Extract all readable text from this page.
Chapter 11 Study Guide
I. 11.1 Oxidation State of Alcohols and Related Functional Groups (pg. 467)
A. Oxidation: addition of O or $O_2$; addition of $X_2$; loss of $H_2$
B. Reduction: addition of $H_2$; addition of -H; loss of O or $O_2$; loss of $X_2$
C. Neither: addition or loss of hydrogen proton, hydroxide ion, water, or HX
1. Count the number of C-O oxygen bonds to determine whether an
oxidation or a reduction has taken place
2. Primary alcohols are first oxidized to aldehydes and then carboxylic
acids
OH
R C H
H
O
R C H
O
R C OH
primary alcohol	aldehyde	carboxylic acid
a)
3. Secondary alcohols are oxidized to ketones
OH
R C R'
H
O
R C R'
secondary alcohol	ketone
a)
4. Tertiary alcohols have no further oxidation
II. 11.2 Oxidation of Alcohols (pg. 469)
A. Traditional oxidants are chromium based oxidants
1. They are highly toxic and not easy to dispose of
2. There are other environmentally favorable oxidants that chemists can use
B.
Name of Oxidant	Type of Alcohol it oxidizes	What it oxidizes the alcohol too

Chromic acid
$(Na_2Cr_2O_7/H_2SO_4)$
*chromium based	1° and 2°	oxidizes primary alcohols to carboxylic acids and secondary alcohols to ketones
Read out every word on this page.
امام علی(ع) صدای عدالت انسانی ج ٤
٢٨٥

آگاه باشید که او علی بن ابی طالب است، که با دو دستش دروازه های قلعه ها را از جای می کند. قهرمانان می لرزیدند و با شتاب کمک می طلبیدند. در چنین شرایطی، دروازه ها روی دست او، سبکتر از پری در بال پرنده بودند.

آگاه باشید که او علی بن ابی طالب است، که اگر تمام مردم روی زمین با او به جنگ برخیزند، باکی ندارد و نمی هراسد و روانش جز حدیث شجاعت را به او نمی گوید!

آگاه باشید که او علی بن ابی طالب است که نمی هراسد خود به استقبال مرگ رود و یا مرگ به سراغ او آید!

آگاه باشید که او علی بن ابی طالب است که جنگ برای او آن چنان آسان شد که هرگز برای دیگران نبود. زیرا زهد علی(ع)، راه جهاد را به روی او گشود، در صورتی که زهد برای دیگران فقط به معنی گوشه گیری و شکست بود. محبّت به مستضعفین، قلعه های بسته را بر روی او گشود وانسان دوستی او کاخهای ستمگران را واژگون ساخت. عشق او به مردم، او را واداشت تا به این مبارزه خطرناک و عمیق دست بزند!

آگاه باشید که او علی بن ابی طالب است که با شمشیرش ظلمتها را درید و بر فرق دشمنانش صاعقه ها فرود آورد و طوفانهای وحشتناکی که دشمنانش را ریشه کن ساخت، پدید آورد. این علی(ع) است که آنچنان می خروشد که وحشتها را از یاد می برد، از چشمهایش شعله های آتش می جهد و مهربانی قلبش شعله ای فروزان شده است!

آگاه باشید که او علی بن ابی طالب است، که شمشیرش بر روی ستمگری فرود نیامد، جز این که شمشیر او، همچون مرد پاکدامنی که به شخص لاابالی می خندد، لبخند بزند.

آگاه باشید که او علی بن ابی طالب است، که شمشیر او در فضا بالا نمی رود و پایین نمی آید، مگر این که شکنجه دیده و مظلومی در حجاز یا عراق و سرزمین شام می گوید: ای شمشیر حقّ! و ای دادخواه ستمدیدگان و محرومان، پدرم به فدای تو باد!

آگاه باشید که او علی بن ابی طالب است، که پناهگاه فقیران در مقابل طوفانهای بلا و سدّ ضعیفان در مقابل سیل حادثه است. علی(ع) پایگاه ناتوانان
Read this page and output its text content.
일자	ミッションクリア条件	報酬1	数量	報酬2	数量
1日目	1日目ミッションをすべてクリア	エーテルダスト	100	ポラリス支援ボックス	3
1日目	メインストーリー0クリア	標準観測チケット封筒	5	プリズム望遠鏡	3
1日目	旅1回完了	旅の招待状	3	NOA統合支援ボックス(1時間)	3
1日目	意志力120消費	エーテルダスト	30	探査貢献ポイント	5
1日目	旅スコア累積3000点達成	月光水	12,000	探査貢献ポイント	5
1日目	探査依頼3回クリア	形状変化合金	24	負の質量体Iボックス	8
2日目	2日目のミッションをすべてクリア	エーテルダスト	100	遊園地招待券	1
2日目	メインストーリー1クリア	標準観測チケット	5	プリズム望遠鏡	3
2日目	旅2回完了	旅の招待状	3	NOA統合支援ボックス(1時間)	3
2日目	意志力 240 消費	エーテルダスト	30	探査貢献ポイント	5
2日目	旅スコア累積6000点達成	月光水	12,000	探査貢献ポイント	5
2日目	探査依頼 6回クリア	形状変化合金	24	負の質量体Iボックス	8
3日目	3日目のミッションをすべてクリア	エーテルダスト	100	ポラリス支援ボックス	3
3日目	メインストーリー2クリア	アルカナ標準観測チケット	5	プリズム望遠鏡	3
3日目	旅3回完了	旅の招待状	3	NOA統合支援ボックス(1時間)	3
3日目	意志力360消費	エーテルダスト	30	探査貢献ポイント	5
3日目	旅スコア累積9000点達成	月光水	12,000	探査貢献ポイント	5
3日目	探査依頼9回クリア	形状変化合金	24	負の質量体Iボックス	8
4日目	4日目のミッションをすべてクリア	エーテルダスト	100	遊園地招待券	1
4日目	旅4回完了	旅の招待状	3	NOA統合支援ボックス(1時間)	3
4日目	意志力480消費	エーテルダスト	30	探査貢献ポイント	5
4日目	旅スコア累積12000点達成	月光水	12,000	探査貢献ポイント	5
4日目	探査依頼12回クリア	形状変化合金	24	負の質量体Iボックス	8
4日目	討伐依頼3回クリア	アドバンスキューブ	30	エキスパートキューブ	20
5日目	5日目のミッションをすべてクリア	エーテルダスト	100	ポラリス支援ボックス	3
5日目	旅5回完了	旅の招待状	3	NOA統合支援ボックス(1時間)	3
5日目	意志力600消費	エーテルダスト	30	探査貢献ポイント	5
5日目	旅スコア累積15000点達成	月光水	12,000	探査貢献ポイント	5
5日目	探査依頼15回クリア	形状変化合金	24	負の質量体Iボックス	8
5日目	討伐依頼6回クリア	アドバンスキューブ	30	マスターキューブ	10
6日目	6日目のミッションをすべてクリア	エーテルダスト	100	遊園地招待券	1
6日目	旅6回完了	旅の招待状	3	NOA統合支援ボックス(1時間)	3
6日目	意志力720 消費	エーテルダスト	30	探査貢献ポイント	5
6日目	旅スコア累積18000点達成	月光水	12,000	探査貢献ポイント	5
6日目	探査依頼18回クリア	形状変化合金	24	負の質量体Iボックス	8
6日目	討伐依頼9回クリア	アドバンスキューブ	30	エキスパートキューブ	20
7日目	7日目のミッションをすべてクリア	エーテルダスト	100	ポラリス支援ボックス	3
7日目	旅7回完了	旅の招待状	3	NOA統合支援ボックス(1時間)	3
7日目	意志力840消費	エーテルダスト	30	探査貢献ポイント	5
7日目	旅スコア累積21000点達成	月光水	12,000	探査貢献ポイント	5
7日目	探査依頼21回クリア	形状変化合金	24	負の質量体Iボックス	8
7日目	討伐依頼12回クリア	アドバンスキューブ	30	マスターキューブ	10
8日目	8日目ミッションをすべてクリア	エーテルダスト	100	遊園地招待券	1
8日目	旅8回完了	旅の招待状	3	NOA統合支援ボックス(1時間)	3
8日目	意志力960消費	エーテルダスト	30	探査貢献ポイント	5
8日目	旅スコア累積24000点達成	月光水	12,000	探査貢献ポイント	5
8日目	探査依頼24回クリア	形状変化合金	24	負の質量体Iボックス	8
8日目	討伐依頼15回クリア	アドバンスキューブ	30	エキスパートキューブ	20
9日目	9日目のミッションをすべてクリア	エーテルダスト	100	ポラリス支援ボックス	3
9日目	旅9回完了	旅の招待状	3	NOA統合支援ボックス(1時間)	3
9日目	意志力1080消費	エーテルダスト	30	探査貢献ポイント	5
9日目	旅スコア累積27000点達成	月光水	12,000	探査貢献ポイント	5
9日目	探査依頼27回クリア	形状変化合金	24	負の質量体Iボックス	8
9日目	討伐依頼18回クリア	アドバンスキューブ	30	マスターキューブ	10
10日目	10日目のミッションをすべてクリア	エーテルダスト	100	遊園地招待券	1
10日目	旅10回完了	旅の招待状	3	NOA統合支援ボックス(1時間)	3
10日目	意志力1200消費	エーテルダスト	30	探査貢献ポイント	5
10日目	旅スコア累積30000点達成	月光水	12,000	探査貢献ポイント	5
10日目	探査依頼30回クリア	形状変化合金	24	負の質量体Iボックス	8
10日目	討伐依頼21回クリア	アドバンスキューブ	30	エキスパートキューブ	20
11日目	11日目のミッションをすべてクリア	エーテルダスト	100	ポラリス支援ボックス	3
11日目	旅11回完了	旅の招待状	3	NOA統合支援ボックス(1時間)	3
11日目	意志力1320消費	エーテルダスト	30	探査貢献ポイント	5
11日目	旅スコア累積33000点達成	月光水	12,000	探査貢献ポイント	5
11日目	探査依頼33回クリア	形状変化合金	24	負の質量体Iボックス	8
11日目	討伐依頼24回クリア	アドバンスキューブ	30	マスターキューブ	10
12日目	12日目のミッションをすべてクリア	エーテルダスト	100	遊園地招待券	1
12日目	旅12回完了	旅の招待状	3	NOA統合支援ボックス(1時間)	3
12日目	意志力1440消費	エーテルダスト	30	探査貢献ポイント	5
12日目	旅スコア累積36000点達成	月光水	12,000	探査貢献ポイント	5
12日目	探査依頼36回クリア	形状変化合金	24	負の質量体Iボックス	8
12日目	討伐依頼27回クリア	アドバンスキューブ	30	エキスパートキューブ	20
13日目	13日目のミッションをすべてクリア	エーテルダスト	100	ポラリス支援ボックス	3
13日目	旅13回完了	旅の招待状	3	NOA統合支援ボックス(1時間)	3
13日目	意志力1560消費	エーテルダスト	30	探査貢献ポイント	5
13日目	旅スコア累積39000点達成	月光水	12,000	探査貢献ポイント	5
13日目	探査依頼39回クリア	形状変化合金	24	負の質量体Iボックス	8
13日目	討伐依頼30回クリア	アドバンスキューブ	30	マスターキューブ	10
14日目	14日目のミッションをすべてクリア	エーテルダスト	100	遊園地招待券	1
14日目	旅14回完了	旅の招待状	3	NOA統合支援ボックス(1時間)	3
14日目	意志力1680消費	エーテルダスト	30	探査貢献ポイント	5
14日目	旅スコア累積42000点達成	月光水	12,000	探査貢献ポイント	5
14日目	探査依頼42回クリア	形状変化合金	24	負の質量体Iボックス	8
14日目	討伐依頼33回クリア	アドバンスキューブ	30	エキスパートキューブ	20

————————

=== WRITTEN EXERCISE ===
Search the data above for the word "طوفانهای", then gather each line in which it appears.

=== FINAL ANSWER ===
آگاه باشید که او علی بن ابی طالب است که با شمشیرش ظلمتها را درید و بر فرق دشمنانش صاعقه ها فرود آورد و طوفانهای وحشتناکی که دشمنانش را ریشه کن ساخت، پدید آورد. این علی(ع) است که آنچنان می خروشد که وحشتها را از یاد می برد، از چشمهایش شعله های آتش می جهد و مهربانی قلبش شعله ای فروزان شده است!
آگاه باشید که او علی بن ابی طالب است، که پناهگاه فقیران در مقابل طوفانهای بلا و سدّ ضعیفان در مقابل سیل حادثه است. علی(ع) پایگاه ناتوانان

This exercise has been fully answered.